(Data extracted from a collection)
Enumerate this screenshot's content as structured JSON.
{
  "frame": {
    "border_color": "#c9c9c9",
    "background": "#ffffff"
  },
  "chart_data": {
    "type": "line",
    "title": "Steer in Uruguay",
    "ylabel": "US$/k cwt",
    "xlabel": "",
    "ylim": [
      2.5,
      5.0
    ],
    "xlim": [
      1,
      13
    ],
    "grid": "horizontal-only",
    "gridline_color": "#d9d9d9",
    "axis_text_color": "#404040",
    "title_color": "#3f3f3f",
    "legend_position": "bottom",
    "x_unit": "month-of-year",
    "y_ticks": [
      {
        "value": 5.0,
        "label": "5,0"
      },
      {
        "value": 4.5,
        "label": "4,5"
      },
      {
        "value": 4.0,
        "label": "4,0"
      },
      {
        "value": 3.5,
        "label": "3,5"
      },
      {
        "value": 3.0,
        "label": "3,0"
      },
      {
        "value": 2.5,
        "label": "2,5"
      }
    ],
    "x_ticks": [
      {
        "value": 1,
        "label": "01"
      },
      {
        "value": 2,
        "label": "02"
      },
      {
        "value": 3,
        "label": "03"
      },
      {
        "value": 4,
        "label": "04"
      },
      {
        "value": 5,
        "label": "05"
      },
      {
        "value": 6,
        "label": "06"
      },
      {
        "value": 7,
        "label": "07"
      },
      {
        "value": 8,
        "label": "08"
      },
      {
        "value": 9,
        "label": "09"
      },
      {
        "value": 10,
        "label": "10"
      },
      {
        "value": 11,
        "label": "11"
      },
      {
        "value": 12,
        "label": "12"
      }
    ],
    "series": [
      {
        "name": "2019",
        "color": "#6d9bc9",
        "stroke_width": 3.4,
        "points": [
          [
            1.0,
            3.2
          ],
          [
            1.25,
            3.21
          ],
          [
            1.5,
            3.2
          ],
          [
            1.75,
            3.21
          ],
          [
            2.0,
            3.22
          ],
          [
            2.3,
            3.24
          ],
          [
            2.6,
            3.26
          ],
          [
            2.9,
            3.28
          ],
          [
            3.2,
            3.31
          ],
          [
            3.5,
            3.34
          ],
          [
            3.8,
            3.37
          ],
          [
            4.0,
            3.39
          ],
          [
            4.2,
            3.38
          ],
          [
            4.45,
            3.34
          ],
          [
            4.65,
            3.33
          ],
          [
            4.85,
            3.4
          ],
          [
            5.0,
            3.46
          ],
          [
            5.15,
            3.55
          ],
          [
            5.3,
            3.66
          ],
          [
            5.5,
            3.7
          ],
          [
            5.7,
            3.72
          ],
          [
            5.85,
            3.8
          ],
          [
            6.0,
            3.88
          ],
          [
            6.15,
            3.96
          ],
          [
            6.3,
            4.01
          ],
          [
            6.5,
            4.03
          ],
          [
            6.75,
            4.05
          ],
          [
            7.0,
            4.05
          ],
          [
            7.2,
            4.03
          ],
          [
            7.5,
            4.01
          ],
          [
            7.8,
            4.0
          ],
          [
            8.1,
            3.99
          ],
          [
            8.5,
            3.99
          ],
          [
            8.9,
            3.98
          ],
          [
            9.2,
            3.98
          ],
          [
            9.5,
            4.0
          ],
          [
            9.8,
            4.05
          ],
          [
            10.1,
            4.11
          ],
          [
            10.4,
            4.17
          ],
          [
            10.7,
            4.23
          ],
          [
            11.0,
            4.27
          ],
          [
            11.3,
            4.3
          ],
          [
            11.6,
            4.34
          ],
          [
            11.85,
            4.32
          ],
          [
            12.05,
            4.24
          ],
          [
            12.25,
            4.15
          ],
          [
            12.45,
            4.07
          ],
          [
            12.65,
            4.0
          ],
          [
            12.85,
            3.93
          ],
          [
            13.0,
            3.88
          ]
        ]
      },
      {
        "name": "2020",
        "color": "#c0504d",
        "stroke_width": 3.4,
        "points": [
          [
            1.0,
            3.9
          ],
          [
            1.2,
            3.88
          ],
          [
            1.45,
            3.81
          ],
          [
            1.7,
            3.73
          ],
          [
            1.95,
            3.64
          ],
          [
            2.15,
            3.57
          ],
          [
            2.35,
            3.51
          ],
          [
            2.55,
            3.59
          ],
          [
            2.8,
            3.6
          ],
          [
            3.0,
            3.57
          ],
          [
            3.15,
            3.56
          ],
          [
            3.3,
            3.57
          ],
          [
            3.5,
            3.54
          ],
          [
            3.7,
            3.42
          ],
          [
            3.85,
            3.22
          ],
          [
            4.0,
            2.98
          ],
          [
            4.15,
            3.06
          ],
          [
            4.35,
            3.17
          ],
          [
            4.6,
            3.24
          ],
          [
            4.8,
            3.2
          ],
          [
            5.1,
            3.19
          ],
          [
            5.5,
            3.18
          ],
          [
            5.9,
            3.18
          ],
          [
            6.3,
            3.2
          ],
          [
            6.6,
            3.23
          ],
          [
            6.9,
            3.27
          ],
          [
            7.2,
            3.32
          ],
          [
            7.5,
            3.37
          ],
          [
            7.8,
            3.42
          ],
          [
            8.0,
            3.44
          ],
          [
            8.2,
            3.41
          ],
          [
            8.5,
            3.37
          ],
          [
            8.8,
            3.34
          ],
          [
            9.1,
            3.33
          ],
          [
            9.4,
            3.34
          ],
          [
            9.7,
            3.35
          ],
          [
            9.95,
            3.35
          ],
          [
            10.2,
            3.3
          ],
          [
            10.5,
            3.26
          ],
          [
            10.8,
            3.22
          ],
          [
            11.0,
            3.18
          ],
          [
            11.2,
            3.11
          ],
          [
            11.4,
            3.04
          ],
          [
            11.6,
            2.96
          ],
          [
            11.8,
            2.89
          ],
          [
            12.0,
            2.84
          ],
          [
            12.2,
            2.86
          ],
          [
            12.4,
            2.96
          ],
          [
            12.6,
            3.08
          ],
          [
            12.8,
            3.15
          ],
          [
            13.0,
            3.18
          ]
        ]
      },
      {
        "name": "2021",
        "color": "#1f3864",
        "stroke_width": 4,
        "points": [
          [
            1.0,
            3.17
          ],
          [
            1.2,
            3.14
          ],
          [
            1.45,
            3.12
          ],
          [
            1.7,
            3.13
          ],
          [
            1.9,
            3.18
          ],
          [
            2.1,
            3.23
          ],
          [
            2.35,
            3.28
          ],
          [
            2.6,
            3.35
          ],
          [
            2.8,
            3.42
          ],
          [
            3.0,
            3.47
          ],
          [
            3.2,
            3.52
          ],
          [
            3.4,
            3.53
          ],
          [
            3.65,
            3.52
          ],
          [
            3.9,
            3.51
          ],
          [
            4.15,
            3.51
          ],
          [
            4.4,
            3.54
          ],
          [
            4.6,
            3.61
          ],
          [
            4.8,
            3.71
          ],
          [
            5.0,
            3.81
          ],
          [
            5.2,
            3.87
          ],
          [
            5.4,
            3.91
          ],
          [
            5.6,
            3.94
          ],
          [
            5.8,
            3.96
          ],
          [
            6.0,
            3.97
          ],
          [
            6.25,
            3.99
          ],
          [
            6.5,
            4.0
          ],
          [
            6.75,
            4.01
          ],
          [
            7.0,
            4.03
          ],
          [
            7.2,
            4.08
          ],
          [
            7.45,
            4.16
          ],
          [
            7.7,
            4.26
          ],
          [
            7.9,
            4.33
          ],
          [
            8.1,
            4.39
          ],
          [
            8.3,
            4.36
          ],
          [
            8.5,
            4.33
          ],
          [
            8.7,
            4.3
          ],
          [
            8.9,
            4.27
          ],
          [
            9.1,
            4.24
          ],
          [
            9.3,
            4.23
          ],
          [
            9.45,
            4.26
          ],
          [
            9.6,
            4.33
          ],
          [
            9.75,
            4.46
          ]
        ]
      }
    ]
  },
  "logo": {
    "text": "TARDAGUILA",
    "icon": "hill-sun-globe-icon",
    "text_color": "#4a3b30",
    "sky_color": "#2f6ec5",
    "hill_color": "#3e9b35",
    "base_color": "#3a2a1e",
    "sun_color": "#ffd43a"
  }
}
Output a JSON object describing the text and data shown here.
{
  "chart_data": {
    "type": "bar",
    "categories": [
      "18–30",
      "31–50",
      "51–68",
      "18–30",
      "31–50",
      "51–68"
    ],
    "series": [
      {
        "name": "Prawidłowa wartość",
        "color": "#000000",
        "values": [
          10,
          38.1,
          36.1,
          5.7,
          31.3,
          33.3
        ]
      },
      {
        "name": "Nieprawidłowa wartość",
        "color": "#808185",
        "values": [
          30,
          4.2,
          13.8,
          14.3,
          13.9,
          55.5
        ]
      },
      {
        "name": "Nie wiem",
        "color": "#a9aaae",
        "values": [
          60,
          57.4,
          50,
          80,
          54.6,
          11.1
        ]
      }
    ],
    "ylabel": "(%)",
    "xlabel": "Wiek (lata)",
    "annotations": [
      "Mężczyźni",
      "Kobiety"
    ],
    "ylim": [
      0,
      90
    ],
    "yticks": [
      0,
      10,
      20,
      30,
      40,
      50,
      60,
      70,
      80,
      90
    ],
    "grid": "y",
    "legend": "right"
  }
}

### Set problem
Output only the lines running from the line with "Output a JSON" through the final line of the data, inclusive.

### Response to the exercise
Output a JSON object describing the text and data shown here.
{
  "chart_data": {
    "type": "bar",
    "categories": [
      "18–30",
      "31–50",
      "51–68",
      "18–30",
      "31–50",
      "51–68"
    ],
    "series": [
      {
        "name": "Prawidłowa wartość",
        "color": "#000000",
        "values": [
          10,
          38.1,
          36.1,
          5.7,
          31.3,
          33.3
        ]
      },
      {
        "name": "Nieprawidłowa wartość",
        "color": "#808185",
        "values": [
          30,
          4.2,
          13.8,
          14.3,
          13.9,
          55.5
        ]
      },
      {
        "name": "Nie wiem",
        "color": "#a9aaae",
        "values": [
          60,
          57.4,
          50,
          80,
          54.6,
          11.1
        ]
      }
    ],
    "ylabel": "(%)",
    "xlabel": "Wiek (lata)",
    "annotations": [
      "Mężczyźni",
      "Kobiety"
    ],
    "ylim": [
      0,
      90
    ],
    "yticks": [
      0,
      10,
      20,
      30,
      40,
      50,
      60,
      70,
      80,
      90
    ],
    "grid": "y",
    "legend": "right"
  }
}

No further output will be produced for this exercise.